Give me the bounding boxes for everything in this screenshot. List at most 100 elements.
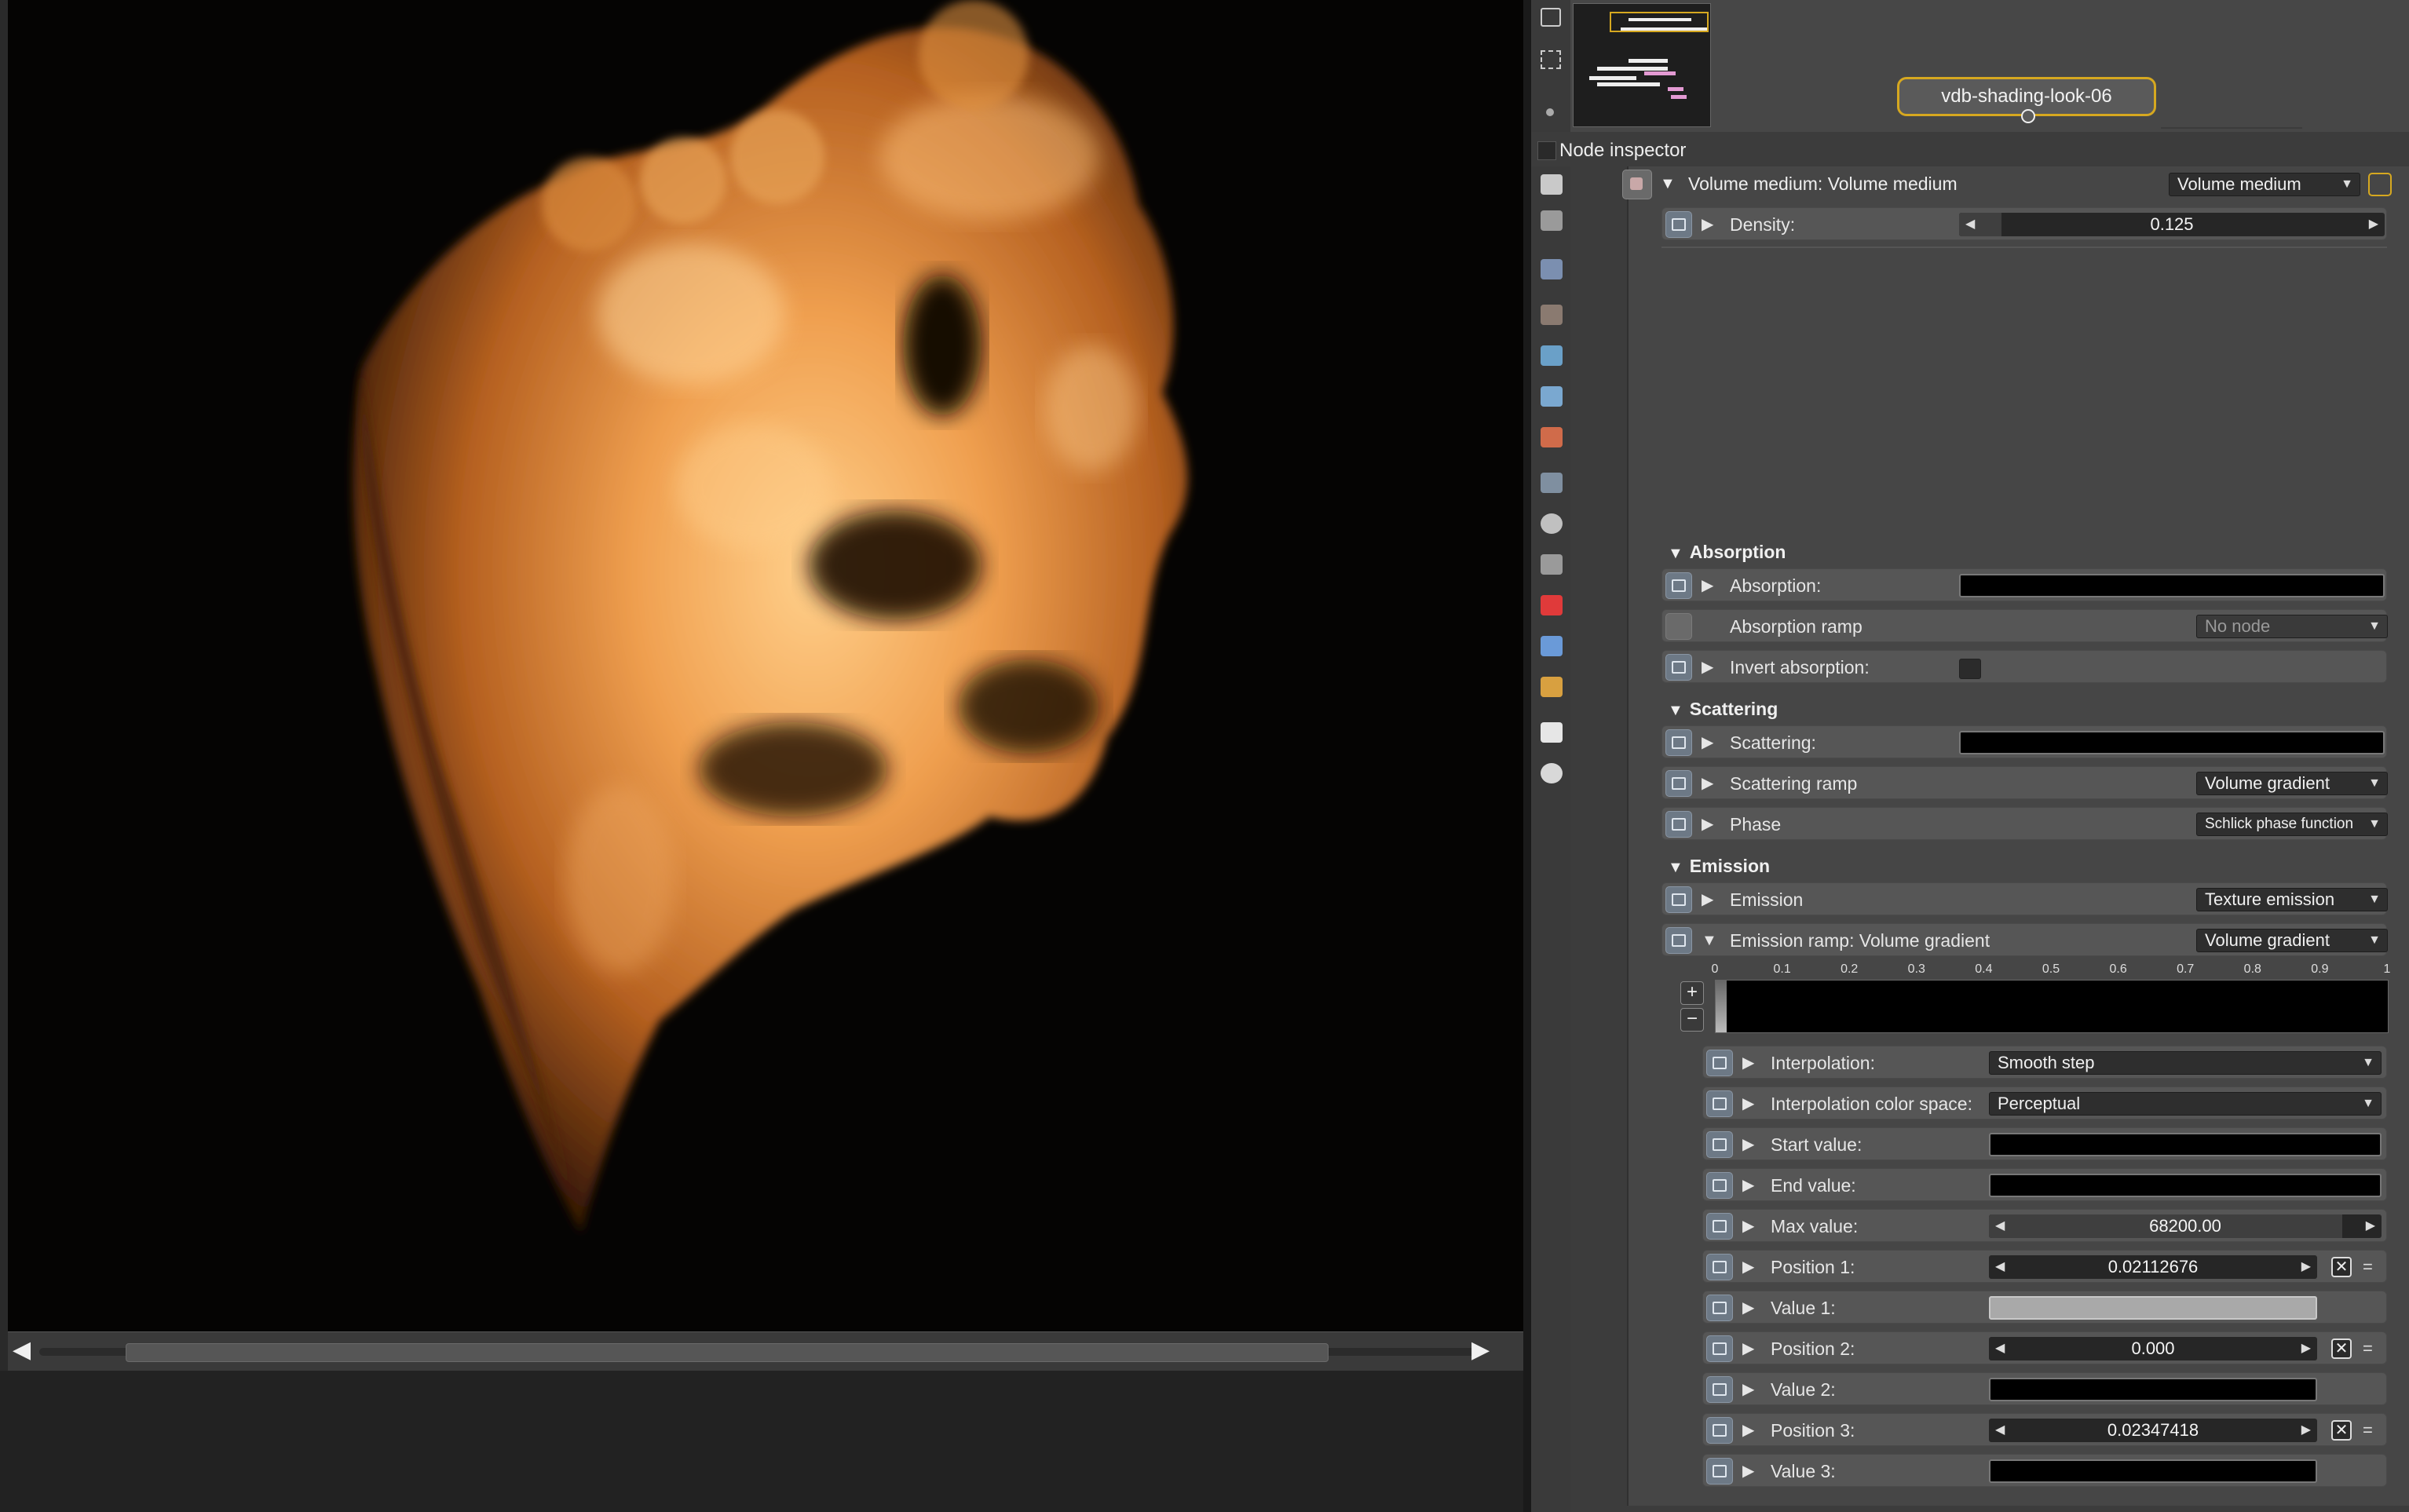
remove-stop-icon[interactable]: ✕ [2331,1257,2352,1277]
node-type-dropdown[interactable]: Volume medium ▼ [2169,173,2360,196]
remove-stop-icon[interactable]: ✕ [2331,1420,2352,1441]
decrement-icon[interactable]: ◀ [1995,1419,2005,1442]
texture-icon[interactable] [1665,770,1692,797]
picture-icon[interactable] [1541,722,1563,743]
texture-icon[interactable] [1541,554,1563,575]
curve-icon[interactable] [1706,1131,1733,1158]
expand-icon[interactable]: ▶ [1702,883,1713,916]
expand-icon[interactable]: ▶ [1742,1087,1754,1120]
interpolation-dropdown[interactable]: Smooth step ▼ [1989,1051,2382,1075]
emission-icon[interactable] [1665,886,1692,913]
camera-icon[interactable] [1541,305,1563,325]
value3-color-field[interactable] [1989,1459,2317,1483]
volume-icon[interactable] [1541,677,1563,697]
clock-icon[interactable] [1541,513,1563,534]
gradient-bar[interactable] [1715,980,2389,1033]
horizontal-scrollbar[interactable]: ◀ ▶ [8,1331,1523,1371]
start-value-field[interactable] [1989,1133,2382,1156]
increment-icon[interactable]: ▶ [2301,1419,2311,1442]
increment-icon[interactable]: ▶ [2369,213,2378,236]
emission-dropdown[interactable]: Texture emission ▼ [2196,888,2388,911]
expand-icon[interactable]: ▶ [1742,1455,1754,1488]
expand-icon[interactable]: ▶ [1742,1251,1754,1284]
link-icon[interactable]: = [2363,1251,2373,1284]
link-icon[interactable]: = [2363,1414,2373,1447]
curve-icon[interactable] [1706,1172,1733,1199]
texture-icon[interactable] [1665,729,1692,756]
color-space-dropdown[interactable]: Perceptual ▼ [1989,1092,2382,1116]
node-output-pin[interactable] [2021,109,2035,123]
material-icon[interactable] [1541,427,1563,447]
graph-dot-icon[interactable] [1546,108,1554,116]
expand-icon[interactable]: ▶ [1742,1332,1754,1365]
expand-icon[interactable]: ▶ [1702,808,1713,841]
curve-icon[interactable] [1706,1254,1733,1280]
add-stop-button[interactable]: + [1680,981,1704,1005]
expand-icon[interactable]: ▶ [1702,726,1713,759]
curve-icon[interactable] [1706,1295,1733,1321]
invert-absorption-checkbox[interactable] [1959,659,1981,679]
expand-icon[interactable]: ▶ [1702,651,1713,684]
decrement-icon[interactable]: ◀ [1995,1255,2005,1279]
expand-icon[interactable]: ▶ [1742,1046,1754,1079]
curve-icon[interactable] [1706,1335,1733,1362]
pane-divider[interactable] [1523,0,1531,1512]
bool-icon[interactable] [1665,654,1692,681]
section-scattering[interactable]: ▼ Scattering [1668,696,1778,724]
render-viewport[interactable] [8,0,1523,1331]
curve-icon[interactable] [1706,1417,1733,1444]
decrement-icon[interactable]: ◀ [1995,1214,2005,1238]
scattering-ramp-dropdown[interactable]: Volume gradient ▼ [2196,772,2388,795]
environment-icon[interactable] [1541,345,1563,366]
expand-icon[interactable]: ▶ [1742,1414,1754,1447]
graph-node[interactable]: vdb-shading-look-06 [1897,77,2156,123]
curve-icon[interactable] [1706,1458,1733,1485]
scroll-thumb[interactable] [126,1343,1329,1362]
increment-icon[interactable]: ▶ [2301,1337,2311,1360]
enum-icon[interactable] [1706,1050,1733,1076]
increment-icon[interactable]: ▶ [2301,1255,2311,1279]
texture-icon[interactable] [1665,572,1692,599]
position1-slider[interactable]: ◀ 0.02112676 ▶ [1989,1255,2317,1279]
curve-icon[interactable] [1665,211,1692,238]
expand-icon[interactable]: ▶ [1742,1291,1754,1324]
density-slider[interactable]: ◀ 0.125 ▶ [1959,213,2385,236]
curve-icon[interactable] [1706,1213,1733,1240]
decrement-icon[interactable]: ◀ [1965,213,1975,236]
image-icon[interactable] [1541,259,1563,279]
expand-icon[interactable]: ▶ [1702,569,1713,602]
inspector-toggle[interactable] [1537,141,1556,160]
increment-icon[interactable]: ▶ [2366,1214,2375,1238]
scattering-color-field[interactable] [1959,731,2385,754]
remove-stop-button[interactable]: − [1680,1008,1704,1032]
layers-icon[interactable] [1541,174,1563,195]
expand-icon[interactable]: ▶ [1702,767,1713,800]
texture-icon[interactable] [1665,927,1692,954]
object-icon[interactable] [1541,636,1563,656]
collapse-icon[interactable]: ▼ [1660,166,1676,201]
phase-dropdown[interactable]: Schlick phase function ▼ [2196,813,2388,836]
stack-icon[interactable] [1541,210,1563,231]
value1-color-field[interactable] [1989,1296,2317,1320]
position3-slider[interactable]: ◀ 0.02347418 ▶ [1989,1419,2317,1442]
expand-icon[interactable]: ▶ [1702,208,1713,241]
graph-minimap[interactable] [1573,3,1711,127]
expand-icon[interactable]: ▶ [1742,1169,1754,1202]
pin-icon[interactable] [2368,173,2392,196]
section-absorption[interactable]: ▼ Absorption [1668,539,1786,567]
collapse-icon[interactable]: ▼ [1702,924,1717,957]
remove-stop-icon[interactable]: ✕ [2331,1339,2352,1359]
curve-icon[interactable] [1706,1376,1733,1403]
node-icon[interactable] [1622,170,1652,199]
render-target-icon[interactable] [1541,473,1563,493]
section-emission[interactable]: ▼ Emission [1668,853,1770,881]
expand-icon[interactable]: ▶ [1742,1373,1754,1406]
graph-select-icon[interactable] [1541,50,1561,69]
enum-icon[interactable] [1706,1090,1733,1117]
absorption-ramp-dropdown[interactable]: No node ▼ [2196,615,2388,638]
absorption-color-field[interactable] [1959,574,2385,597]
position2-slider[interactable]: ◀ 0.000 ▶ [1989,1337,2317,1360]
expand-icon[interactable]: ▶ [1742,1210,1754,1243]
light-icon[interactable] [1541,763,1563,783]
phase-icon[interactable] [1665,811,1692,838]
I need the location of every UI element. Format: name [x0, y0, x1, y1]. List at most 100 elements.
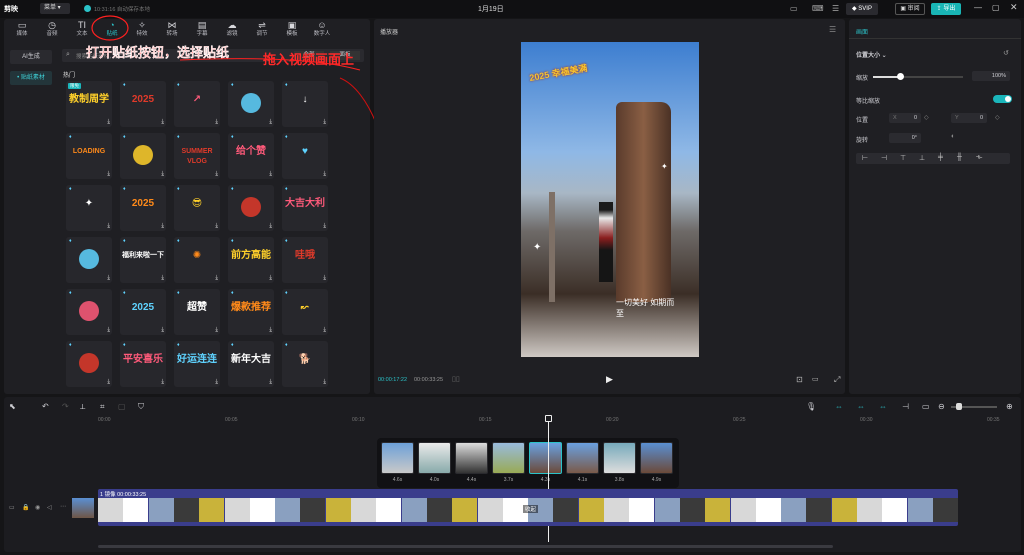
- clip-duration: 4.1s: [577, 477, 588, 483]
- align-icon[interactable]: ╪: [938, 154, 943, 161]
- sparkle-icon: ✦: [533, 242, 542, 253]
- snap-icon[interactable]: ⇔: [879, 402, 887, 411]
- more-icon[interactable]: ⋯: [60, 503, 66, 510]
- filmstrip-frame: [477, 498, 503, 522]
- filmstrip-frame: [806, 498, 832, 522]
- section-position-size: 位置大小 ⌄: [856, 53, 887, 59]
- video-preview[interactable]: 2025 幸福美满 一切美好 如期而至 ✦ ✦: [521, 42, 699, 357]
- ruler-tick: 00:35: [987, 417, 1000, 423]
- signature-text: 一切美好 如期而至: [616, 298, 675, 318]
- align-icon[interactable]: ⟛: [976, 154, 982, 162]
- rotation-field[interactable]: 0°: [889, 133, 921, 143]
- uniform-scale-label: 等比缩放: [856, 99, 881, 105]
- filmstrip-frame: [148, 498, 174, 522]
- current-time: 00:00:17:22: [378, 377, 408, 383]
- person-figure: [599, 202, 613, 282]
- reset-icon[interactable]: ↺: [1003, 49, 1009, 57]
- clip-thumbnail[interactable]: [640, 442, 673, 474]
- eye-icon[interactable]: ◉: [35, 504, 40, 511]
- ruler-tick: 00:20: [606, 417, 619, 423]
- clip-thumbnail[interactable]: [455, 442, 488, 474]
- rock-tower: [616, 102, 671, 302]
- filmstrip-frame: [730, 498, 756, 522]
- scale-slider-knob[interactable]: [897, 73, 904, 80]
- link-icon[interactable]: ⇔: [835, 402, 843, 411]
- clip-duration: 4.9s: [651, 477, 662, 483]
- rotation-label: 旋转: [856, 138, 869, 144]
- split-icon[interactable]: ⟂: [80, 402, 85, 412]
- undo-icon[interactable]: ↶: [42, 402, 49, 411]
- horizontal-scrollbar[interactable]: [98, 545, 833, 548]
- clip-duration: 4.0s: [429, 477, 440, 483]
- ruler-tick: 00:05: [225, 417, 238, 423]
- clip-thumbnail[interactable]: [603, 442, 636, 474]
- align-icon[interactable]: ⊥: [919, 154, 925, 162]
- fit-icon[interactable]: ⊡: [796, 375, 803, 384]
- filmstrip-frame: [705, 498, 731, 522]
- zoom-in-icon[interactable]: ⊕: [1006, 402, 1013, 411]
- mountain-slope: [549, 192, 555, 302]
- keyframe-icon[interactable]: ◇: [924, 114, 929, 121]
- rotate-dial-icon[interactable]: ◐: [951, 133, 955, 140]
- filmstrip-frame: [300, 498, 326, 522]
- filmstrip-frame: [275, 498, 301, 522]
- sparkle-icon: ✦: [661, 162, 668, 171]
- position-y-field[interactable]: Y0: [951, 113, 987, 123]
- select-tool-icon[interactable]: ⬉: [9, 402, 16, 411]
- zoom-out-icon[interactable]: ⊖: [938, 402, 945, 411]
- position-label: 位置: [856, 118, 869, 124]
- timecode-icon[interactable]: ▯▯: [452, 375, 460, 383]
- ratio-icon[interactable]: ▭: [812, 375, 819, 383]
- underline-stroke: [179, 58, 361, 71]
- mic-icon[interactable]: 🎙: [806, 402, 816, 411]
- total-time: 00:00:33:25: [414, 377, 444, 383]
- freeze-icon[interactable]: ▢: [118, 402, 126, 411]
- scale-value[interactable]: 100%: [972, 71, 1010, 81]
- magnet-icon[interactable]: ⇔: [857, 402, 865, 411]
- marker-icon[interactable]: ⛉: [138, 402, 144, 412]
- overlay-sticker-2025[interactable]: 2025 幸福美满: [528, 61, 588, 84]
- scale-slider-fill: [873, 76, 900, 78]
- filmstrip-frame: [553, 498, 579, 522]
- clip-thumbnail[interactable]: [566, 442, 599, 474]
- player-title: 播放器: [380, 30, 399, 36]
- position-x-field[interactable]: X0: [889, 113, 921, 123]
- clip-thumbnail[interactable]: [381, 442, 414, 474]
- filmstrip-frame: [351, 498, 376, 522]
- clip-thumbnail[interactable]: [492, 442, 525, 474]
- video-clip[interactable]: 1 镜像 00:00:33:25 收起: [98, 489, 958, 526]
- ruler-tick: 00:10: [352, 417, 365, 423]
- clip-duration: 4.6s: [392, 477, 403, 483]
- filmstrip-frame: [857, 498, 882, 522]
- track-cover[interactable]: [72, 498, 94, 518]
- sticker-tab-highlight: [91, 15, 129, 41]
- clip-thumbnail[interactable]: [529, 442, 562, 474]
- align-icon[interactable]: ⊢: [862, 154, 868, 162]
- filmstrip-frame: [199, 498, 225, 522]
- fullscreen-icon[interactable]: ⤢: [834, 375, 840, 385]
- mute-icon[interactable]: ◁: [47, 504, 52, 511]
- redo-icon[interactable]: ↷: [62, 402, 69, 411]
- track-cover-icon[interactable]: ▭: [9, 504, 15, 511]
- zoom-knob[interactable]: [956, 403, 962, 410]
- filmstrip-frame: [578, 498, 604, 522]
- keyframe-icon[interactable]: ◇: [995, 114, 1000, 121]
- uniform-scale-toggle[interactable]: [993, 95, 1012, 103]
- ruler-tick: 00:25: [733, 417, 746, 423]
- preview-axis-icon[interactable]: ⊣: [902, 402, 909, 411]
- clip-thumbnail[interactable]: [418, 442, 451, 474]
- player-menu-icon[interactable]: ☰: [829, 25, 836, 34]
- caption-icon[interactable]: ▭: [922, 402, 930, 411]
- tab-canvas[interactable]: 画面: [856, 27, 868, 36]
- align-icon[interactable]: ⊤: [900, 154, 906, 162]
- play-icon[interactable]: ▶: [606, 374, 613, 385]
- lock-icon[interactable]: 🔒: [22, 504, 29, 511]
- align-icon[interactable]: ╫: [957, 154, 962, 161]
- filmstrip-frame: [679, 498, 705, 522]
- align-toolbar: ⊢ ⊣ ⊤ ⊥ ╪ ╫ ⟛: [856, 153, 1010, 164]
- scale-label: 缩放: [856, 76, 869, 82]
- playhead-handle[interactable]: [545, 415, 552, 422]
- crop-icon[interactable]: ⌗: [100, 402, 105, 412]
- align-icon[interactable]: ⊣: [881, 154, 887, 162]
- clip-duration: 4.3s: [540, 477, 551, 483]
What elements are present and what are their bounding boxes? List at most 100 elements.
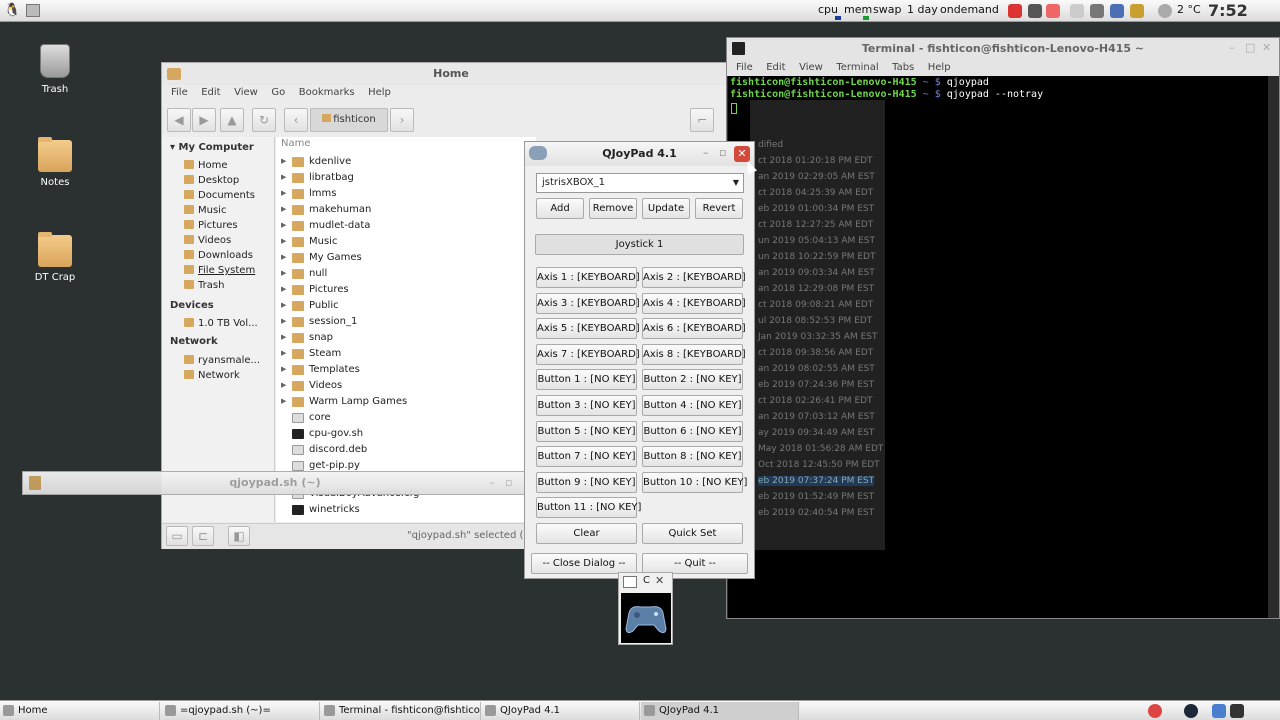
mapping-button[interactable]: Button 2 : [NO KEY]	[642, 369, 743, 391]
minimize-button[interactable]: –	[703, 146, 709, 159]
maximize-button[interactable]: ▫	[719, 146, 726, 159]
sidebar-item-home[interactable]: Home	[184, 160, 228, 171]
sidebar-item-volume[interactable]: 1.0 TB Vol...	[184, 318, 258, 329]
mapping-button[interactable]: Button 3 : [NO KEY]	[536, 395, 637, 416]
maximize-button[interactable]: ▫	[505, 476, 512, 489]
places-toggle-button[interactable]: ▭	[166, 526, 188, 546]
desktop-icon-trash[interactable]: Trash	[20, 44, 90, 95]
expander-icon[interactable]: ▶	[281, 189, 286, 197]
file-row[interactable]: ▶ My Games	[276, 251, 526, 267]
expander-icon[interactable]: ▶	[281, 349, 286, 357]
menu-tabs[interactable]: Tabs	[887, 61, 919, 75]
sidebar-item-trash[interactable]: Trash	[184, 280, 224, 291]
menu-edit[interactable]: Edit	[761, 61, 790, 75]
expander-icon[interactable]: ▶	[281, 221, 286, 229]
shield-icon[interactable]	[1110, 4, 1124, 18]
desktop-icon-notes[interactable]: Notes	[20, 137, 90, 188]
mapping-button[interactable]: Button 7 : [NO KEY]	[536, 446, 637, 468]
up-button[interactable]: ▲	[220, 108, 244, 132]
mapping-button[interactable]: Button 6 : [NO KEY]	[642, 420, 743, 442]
● ● ● ●
Set exercise » For everything from the row containing "remove-stop-icon[interactable]: ✕ [2331,1257,2352,1277]" down to the row containing "value3-color-field[interactable] [1989,1459,2317,1483]", switch "expand-icon" to "collapse-icon" and leave the rest as is. Give only those rows.

Solution »
remove-stop-icon[interactable]: ✕ [2331,1257,2352,1277]
node-type-dropdown[interactable]: Volume medium ▼ [2169,173,2360,196]
remove-stop-icon[interactable]: ✕ [2331,1420,2352,1441]
decrement-icon[interactable]: ◀ [1995,1419,2005,1442]
texture-icon[interactable] [1665,770,1692,797]
picture-icon[interactable] [1541,722,1563,743]
texture-icon[interactable] [1541,554,1563,575]
curve-icon[interactable] [1706,1131,1733,1158]
collapse-icon[interactable]: ▶ [1702,883,1713,916]
collapse-icon[interactable]: ▶ [1742,1087,1754,1120]
interpolation-dropdown[interactable]: Smooth step ▼ [1989,1051,2382,1075]
emission-icon[interactable] [1665,886,1692,913]
camera-icon[interactable] [1541,305,1563,325]
value3-color-field[interactable] [1989,1459,2317,1483]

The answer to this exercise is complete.